Dataset records
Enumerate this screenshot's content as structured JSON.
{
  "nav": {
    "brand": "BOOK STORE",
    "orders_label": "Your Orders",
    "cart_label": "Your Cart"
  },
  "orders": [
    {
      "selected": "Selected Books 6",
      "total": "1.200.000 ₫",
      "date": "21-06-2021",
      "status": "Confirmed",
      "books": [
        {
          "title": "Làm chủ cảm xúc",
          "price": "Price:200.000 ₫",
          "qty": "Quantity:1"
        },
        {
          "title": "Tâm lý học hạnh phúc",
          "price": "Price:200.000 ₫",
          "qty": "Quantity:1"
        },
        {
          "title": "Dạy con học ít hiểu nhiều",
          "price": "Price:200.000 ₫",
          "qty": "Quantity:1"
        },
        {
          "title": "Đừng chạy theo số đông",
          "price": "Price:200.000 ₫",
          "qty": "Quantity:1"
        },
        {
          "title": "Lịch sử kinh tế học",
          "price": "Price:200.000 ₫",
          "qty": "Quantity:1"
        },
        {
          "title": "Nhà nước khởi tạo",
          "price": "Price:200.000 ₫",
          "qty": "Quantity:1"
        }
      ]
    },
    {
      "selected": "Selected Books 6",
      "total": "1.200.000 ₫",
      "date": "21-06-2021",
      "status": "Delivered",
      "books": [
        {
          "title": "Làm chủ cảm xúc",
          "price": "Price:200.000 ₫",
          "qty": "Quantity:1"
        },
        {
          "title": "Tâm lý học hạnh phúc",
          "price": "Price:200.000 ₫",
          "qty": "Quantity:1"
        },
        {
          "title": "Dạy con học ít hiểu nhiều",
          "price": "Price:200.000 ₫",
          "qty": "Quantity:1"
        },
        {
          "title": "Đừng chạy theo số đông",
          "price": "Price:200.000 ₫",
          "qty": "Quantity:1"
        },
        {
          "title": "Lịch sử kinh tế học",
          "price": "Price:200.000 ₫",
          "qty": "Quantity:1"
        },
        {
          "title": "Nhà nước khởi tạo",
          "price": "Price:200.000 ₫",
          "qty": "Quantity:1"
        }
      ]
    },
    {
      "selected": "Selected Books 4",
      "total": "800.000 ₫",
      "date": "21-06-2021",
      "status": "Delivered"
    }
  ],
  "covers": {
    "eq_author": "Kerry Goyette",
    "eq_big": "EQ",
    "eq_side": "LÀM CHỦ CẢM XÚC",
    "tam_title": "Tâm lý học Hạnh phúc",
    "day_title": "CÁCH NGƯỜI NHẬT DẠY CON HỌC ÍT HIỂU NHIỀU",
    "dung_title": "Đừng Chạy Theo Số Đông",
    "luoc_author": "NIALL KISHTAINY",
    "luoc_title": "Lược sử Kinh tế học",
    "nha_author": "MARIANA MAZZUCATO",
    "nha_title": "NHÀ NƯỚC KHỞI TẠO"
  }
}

■ **GOAL**
Your task is to repeat each line of the material exactly.

■ **WRITTEN RESPONSE**
Enumerate this screenshot's content as structured JSON.
{
  "nav": {
    "brand": "BOOK STORE",
    "orders_label": "Your Orders",
    "cart_label": "Your Cart"
  },
  "orders": [
    {
      "selected": "Selected Books 6",
      "total": "1.200.000 ₫",
      "date": "21-06-2021",
      "status": "Confirmed",
      "books": [
        {
          "title": "Làm chủ cảm xúc",
          "price": "Price:200.000 ₫",
          "qty": "Quantity:1"
        },
        {
          "title": "Tâm lý học hạnh phúc",
          "price": "Price:200.000 ₫",
          "qty": "Quantity:1"
        },
        {
          "title": "Dạy con học ít hiểu nhiều",
          "price": "Price:200.000 ₫",
          "qty": "Quantity:1"
        },
        {
          "title": "Đừng chạy theo số đông",
          "price": "Price:200.000 ₫",
          "qty": "Quantity:1"
        },
        {
          "title": "Lịch sử kinh tế học",
          "price": "Price:200.000 ₫",
          "qty": "Quantity:1"
        },
        {
          "title": "Nhà nước khởi tạo",
          "price": "Price:200.000 ₫",
          "qty": "Quantity:1"
        }
      ]
    },
    {
      "selected": "Selected Books 6",
      "total": "1.200.000 ₫",
      "date": "21-06-2021",
      "status": "Delivered",
      "books": [
        {
          "title": "Làm chủ cảm xúc",
          "price": "Price:200.000 ₫",
          "qty": "Quantity:1"
        },
        {
          "title": "Tâm lý học hạnh phúc",
          "price": "Price:200.000 ₫",
          "qty": "Quantity:1"
        },
        {
          "title": "Dạy con học ít hiểu nhiều",
          "price": "Price:200.000 ₫",
          "qty": "Quantity:1"
        },
        {
          "title": "Đừng chạy theo số đông",
          "price": "Price:200.000 ₫",
          "qty": "Quantity:1"
        },
        {
          "title": "Lịch sử kinh tế học",
          "price": "Price:200.000 ₫",
          "qty": "Quantity:1"
        },
        {
          "title": "Nhà nước khởi tạo",
          "price": "Price:200.000 ₫",
          "qty": "Quantity:1"
        }
      ]
    },
    {
      "selected": "Selected Books 4",
      "total": "800.000 ₫",
      "date": "21-06-2021",
      "status": "Delivered"
    }
  ],
  "covers": {
    "eq_author": "Kerry Goyette",
    "eq_big": "EQ",
    "eq_side": "LÀM CHỦ CẢM XÚC",
    "tam_title": "Tâm lý học Hạnh phúc",
    "day_title": "CÁCH NGƯỜI NHẬT DẠY CON HỌC ÍT HIỂU NHIỀU",
    "dung_title": "Đừng Chạy Theo Số Đông",
    "luoc_author": "NIALL KISHTAINY",
    "luoc_title": "Lược sử Kinh tế học",
    "nha_author": "MARIANA MAZZUCATO",
    "nha_title": "NHÀ NƯỚC KHỞI TẠO"
  }
}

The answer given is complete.